=== WHAT IS EXPECTED ===
Rewrite every line of the records below as a JSON list of strings, with one string per line and blank lines omitted.

* start THE INPUT *

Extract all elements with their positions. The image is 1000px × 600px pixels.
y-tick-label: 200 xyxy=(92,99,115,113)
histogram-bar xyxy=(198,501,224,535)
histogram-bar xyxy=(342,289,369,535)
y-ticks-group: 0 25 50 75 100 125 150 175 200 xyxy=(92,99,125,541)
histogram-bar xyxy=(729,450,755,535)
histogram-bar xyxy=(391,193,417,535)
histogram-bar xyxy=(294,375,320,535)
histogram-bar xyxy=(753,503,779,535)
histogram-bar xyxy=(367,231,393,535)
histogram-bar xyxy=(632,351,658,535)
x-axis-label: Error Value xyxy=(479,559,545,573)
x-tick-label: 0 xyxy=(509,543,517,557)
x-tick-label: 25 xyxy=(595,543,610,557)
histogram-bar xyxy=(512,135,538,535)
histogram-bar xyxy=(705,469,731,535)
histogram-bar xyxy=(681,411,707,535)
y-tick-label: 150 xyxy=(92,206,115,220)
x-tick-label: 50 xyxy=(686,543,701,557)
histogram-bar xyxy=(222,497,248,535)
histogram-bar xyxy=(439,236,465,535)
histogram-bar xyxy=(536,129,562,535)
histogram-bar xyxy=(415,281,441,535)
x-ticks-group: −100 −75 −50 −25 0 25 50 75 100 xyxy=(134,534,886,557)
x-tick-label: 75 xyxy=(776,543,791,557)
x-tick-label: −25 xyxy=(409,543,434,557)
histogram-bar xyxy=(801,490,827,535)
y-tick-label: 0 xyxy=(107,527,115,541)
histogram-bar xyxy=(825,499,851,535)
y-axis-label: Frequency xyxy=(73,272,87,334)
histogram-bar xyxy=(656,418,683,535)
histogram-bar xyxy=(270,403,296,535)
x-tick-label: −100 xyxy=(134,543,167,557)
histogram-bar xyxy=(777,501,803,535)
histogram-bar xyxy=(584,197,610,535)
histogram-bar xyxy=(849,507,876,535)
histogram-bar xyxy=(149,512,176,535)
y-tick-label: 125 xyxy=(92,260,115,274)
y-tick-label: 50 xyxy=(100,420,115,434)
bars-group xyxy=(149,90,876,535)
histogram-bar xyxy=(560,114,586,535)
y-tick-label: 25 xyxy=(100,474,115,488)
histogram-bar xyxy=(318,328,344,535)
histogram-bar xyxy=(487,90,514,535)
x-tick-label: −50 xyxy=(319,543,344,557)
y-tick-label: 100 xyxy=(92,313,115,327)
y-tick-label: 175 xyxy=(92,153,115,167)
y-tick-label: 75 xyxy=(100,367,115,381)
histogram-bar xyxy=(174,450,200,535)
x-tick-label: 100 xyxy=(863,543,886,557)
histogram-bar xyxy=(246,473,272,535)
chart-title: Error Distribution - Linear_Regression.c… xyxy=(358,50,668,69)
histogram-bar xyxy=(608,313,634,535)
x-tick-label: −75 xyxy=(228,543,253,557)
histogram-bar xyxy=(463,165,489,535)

* end THE INPUT *

=== EXPECTED ANSWER ===
[
  "Extract all elements with their positions. The image is 1000px × 600px pixels.",
  "y-tick-label: 200 xyxy=(92,99,115,113)",
  "histogram-bar xyxy=(198,501,224,535)",
  "histogram-bar xyxy=(342,289,369,535)",
  "y-ticks-group: 0 25 50 75 100 125 150 175 200 xyxy=(92,99,125,541)",
  "histogram-bar xyxy=(729,450,755,535)",
  "histogram-bar xyxy=(391,193,417,535)",
  "histogram-bar xyxy=(294,375,320,535)",
  "histogram-bar xyxy=(753,503,779,535)",
  "histogram-bar xyxy=(367,231,393,535)",
  "histogram-bar xyxy=(632,351,658,535)",
  "x-axis-label: Error Value xyxy=(479,559,545,573)",
  "x-tick-label: 0 xyxy=(509,543,517,557)",
  "x-tick-label: 25 xyxy=(595,543,610,557)",
  "histogram-bar xyxy=(512,135,538,535)",
  "histogram-bar xyxy=(705,469,731,535)",
  "histogram-bar xyxy=(681,411,707,535)",
  "y-tick-label: 150 xyxy=(92,206,115,220)",
  "x-tick-label: 50 xyxy=(686,543,701,557)",
  "histogram-bar xyxy=(222,497,248,535)",
  "histogram-bar xyxy=(439,236,465,535)",
  "histogram-bar xyxy=(536,129,562,535)",
  "histogram-bar xyxy=(415,281,441,535)",
  "x-ticks-group: −100 −75 −50 −25 0 25 50 75 100 xyxy=(134,534,886,557)",
  "x-tick-label: 75 xyxy=(776,543,791,557)",
  "x-tick-label: −25 xyxy=(409,543,434,557)",
  "histogram-bar xyxy=(801,490,827,535)",
  "y-tick-label: 0 xyxy=(107,527,115,541)",
  "histogram-bar xyxy=(825,499,851,535)",
  "y-axis-label: Frequency xyxy=(73,272,87,334)",
  "histogram-bar xyxy=(656,418,683,535)",
  "histogram-bar xyxy=(270,403,296,535)",
  "x-tick-label: −100 xyxy=(134,543,167,557)",
  "histogram-bar xyxy=(777,501,803,535)",
  "histogram-bar xyxy=(584,197,610,535)",
  "histogram-bar xyxy=(849,507,876,535)",
  "histogram-bar xyxy=(149,512,176,535)",
  "y-tick-label: 125 xyxy=(92,260,115,274)",
  "y-tick-label: 50 xyxy=(100,420,115,434)",
  "bars-group xyxy=(149,90,876,535)",
  "histogram-bar xyxy=(560,114,586,535)",
  "y-tick-label: 25 xyxy=(100,474,115,488)",
  "histogram-bar xyxy=(318,328,344,535)",
  "histogram-bar xyxy=(487,90,514,535)",
  "x-tick-label: −50 xyxy=(319,543,344,557)",
  "y-tick-label: 100 xyxy=(92,313,115,327)",
  "y-tick-label: 175 xyxy=(92,153,115,167)",
  "y-tick-label: 75 xyxy=(100,367,115,381)",
  "histogram-bar xyxy=(174,450,200,535)",
  "x-tick-label: 100 xyxy=(863,543,886,557)",
  "histogram-bar xyxy=(246,473,272,535)",
  "chart-title: Error Distribution - Linear_Regression.c… xyxy=(358,50,668,69)",
  "histogram-bar xyxy=(608,313,634,535)",
  "x-tick-label: −75 xyxy=(228,543,253,557)",
  "histogram-bar xyxy=(463,165,489,535)"
]